======== ИСХОДНЫЙ ТЕКСТ ========
Все объявившиеся претенденты на чужое добро были либо из числа „обиженных“ Царской властью, либо людьми с либерально-демократическим образом мыслей, которые в нездоровой, революционной атмосфере стали весьма популярными у крикливой революционизированной псевдоцерковной толпы.
Первым кандидатом был бывший обер-прокурор Св. Синода мирянин А. Д. Самарин, который был человеком церковным, но снискавшим себе дешевую популярность в интеллигентской среде борьбой с мифической „распутинщиной“ в Церкви.
Два других кандидата являлись членами нового революционного Св. Синода: сам Первоприсутствующий архиепископ Платон и уже упоминавшийся ранее епископ-цареборец Андрей (Ухтомский), которого усиленно протежировали обер-прокурор Львов и Председатель Государственной Думы февралист Родзянко. Епископ Андрей (Ухтомский) ранее уже потерпел поражение на аналогичных выборах Петроградского митрополита, однако не оставил своих честолюбивых планов пролезть на самый верх церковной иерархии и решил попытать счастье в Москве...
Последние два кандидата представляли революционный Св. Синод первого состава. Это были архиепископ Новгородский Арсений (Стадницкий), который был известен своим неутомимым обличением „цезарепапизма“, и архиепископ Литовский Тихон (Беллавин), фактически оставшийся к тому моменту не у дел. В свою епархию возвращаться он не стал, так как значительная её часть, включая кафедральный город Вильно, была занята германскими войсками. Должность архиепископа Литовского была безперспективной, поэтому архиепископ Тихон (Беллавин) свою прежнюю паству оставил на произвол судьбы и в поисках более интересных перспектив с апреля месяца переехал жить в Москву. Брошенной архиепископом Тихоном (Беллавиным) кафедрой сначала временно, а потом и постоянно стал управлять его викарий — епископ Ковенский Елевферий (Богоявленский).
========
ЗАДАНИЯ ДЛЯ ВЫПОЛНЕНИЯ:
(1) Ответьте по исходному тексту на следующие вопросы:
(a) Кто был первым кандидатом?
(b) Кто усиленно протежировал епископа Андрея (Ухтомского)?
(c) Кто стал управлять кафедрой, оставленной архиепископом Тихоном (Беллавиным)?
(2) Выпишите из исходного текста без изменений фрагмент от слов «Первым кандидатом был» до слов «счастье в Москве...».
Строки для выполнения заданий не понадобятся.
======== СТРОКИ ДАННЫХ ========
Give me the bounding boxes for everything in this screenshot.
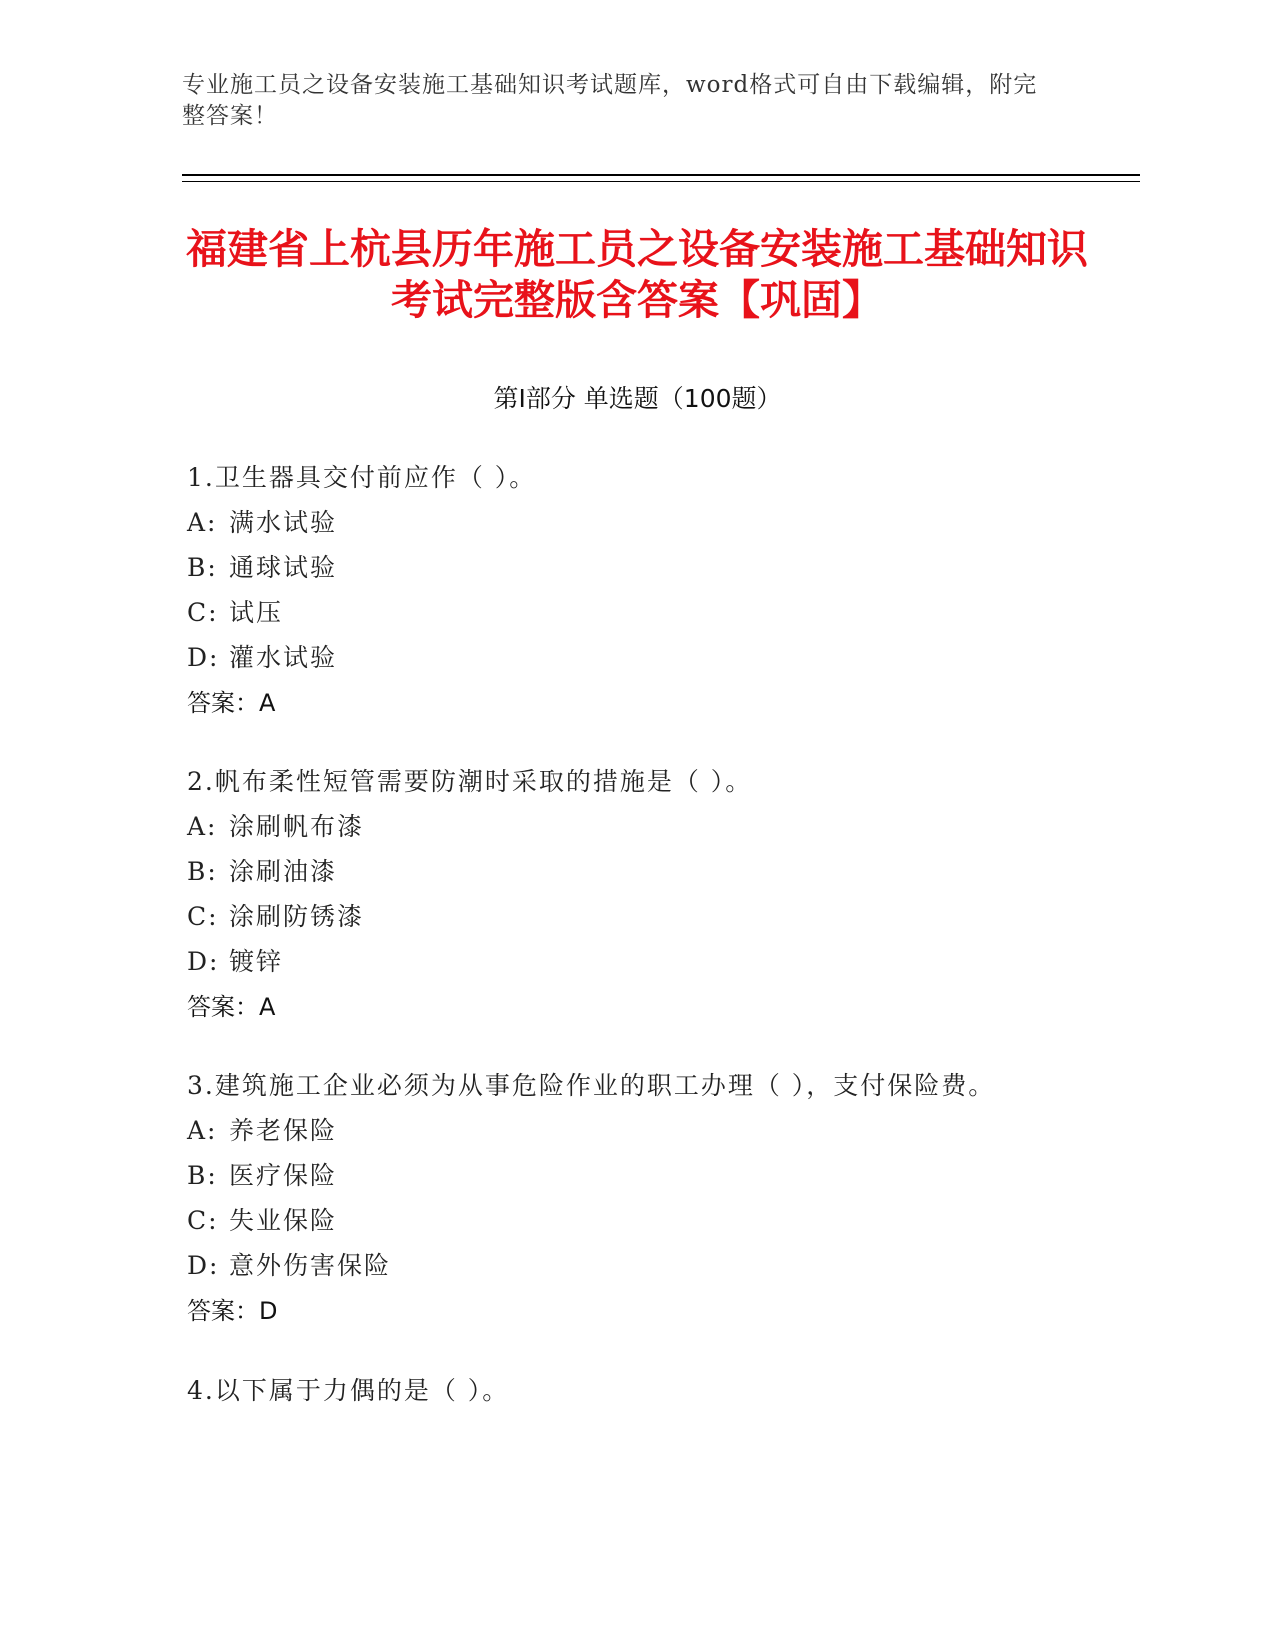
========
РЕШЕНИЯ ЗАДАНИЙ:
(1)
(a) Бывший обер-прокурор Св. Синода мирянин А. Д. Самарин.
(b) Обер-прокурор Львов и Председатель Государственной Думы Родзянко.
(c) Его викарий, епископ Ковенский Елевферий (Богоявленский).

(2)
Первым кандидатом был бывший обер-прокурор Св. Синода мирянин А. Д. Самарин, который был человеком церковным, но снискавшим себе дешевую популярность в интеллигентской среде борьбой с мифической „распутинщиной“ в Церкви.
Два других кандидата являлись членами нового революционного Св. Синода: сам Первоприсутствующий архиепископ Платон и уже упоминавшийся ранее епископ-цареборец Андрей (Ухтомский), которого усиленно протежировали обер-прокурор Львов и Председатель Государственной Думы февралист Родзянко. Епископ Андрей (Ухтомский) ранее уже потерпел поражение на аналогичных выборах Петроградского митрополита, однако не оставил своих честолюбивых планов пролезть на самый верх церковной иерархии и решил попытать счастье в Москве...